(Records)
START

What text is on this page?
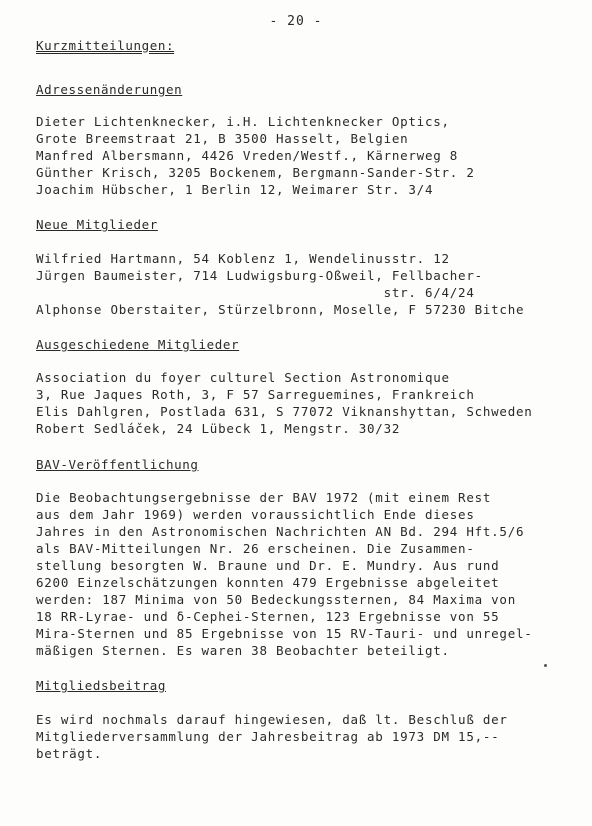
- 20 -
Kurzmitteilungen:
Adressenänderungen
Dieter Lichtenknecker, i.H. Lichtenknecker Optics,
Grote Breemstraat 21, B 3500 Hasselt, Belgien
Manfred Albersmann, 4426 Vreden/Westf., Kärnerweg 8
Günther Krisch, 3205 Bockenem, Bergmann-Sander-Str. 2
Joachim Hübscher, 1 Berlin 12, Weimarer Str. 3/4
Neue Mitglieder
Wilfried Hartmann, 54 Koblenz 1, Wendelinusstr. 12
Jürgen Baumeister, 714 Ludwigsburg-Oßweil, Fellbacher-
str. 6/4/24
Alphonse Oberstaiter, Stürzelbronn, Moselle, F 57230 Bitche
Ausgeschiedene Mitglieder
Association du foyer culturel Section Astronomique
3, Rue Jaques Roth, 3, F 57 Sarreguemines, Frankreich
Elis Dahlgren, Postlada 631, S 77072 Viknanshyttan, Schweden
Robert Sedláček, 24 Lübeck 1, Mengstr. 30/32
BAV-Veröffentlichung
Die Beobachtungsergebnisse der BAV 1972 (mit einem Rest
aus dem Jahr 1969) werden voraussichtlich Ende dieses
Jahres in den Astronomischen Nachrichten AN Bd. 294 Hft.5/6
als BAV-Mitteilungen Nr. 26 erscheinen. Die Zusammen-
stellung besorgten W. Braune und Dr. E. Mundry. Aus rund
6200 Einzelschätzungen konnten 479 Ergebnisse abgeleitet
werden: 187 Minima von 50 Bedeckungssternen, 84 Maxima von
18 RR-Lyrae- und δ-Cephei-Sternen, 123 Ergebnisse von 55
Mira-Sternen und 85 Ergebnisse von 15 RV-Tauri- und unregel-
mäßigen Sternen. Es waren 38 Beobachter beteiligt.
Mitgliedsbeitrag
Es wird nochmals darauf hingewiesen, daß lt. Beschluß der
Mitgliederversammlung der Jahresbeitrag ab 1973 DM 15,--
beträgt.
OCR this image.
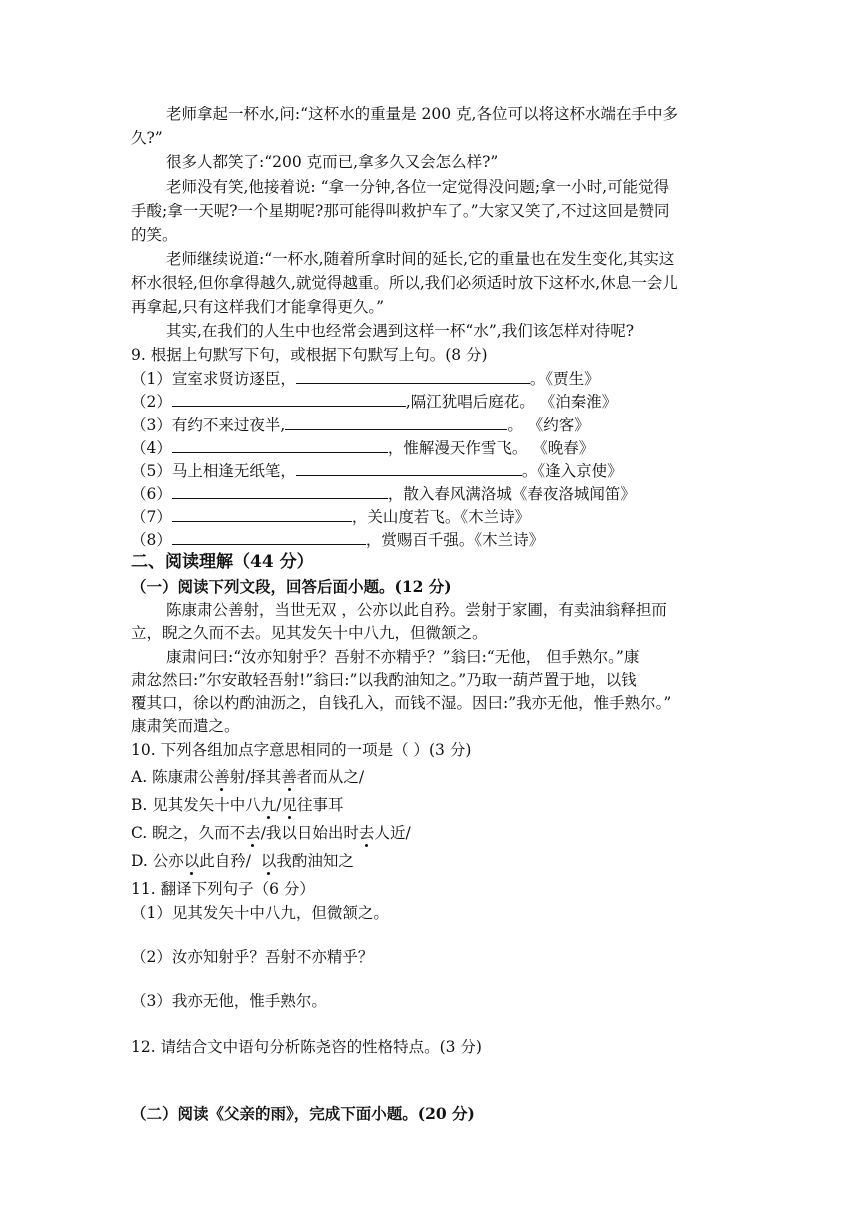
老师拿起一杯水,问:“这杯水的重量是 200 克,各位可以将这杯水端在手中多
久?”
很多人都笑了:“200 克而已,拿多久又会怎么样?”
老师没有笑,他接着说: “拿一分钟,各位一定觉得没问题;拿一小时,可能觉得
手酸;拿一天呢?一个星期呢?那可能得叫救护车了。”大家又笑了,不过这回是赞同
的笑。
老师继续说道:“一杯水,随着所拿时间的延长,它的重量也在发生变化,其实这
杯水很轻,但你拿得越久,就觉得越重。所以,我们必须适时放下这杯水,休息一会儿
再拿起,只有这样我们才能拿得更久。”
其实,在我们的人生中也经常会遇到这样一杯“水”,我们该怎样对待呢?
9. 根据上句默写下句，或根据下句默写上句。(8 分)
（1）宣室求贤访逐臣，	。《贾生》
（2）	,隔江犹唱后庭花。 《泊秦淮》
（3）有约不来过夜半,	。 《约客》
（4）	，惟解漫天作雪飞。 《晚春》
（5）马上相逢无纸笔，	。《逢入京使》
（6）	，散入春风满洛城《春夜洛城闻笛》
（7）	，关山度若飞。《木兰诗》
（8）	，赏赐百千强。《木兰诗》
二、阅读理解（44 分）
（一）阅读下列文段，回答后面小题。(12 分)
陈康肃公善射，当世无双 ，公亦以此自矜。尝射于家圃，有卖油翁释担而
立，睨之久而不去。见其发矢十中八九，但微颔之。
康肃问曰:“汝亦知射乎？吾射不亦精乎？”翁曰:“无他， 但手熟尔。”康
肃忿然曰:”尔安敢轻吾射!”翁曰:”以我酌油知之。”乃取一葫芦置于地，以钱
覆其口，徐以杓酌油沥之，自钱孔入，而钱不湿。因曰:”我亦无他，惟手熟尔。”
康肃笑而遣之。
10. 下列各组加点字意思相同的一项是（ ）(3 分)
A. 陈康肃公善射/择其善者而从之/
B. 见其发矢十中八九/见往事耳
C. 睨之，久而不去/我以日始出时去人近/
D. 公亦以此自矜/  以我酌油知之
11. 翻译下列句子（6 分）
（1）见其发矢十中八九，但微颔之。
（2）汝亦知射乎？吾射不亦精乎？
（3）我亦无他，惟手熟尔。
12. 请结合文中语句分析陈尧咨的性格特点。(3 分)
（二）阅读《父亲的雨》，完成下面小题。(20 分)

END

**Your task:** From the entries above, pull out each line that includes "陈康肃公善射".

**Answer to the task:**
陈康肃公善射，当世无双 ，公亦以此自矜。尝射于家圃，有卖油翁释担而
A. 陈康肃公善射/择其善者而从之/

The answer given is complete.